Take the material below and retype it in full; pictures are left out.

-- Start of GIVEN RECORDS --

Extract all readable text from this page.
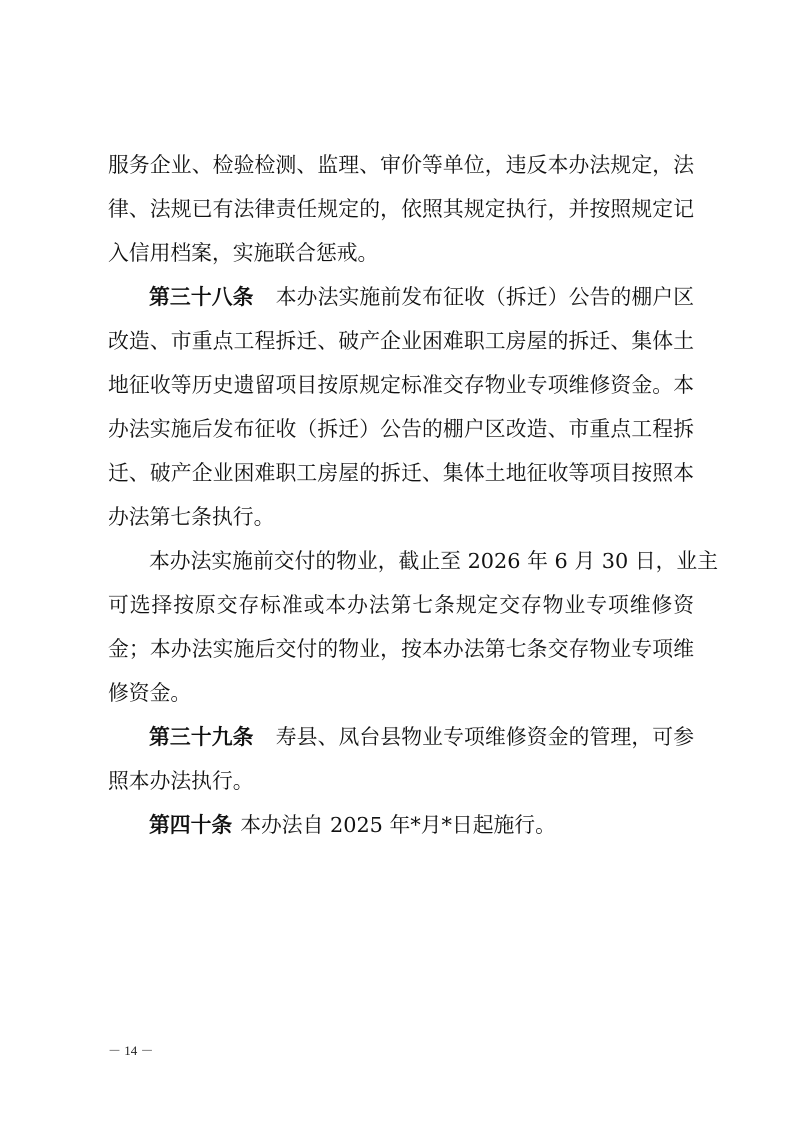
服务企业、检验检测、监理、审价等单位，违反本办法规定，法
律、法规已有法律责任规定的，依照其规定执行，并按照规定记
入信用档案，实施联合惩戒。
第三十八条 本办法实施前发布征收（拆迁）公告的棚户区
改造、市重点工程拆迁、破产企业困难职工房屋的拆迁、集体土
地征收等历史遗留项目按原规定标准交存物业专项维修资金。本
办法实施后发布征收（拆迁）公告的棚户区改造、市重点工程拆
迁、破产企业困难职工房屋的拆迁、集体土地征收等项目按照本
办法第七条执行。
本办法实施前交付的物业，截止至 2026 年 6 月 30 日，业主
可选择按原交存标准或本办法第七条规定交存物业专项维修资
金；本办法实施后交付的物业，按本办法第七条交存物业专项维
修资金。
第三十九条 寿县、凤台县物业专项维修资金的管理，可参
照本办法执行。
第四十条 本办法自 2025 年*月*日起施行。
－ 14 －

-- End of GIVEN RECORDS --

=== WRITTEN SOLUTION ===
Extract all readable text from this page.
服务企业、检验检测、监理、审价等单位，违反本办法规定，法
律、法规已有法律责任规定的，依照其规定执行，并按照规定记
入信用档案，实施联合惩戒。
第三十八条 本办法实施前发布征收（拆迁）公告的棚户区
改造、市重点工程拆迁、破产企业困难职工房屋的拆迁、集体土
地征收等历史遗留项目按原规定标准交存物业专项维修资金。本
办法实施后发布征收（拆迁）公告的棚户区改造、市重点工程拆
迁、破产企业困难职工房屋的拆迁、集体土地征收等项目按照本
办法第七条执行。
本办法实施前交付的物业，截止至 2026 年 6 月 30 日，业主
可选择按原交存标准或本办法第七条规定交存物业专项维修资
金；本办法实施后交付的物业，按本办法第七条交存物业专项维
修资金。
第三十九条 寿县、凤台县物业专项维修资金的管理，可参
照本办法执行。
第四十条 本办法自 2025 年*月*日起施行。
－ 14 －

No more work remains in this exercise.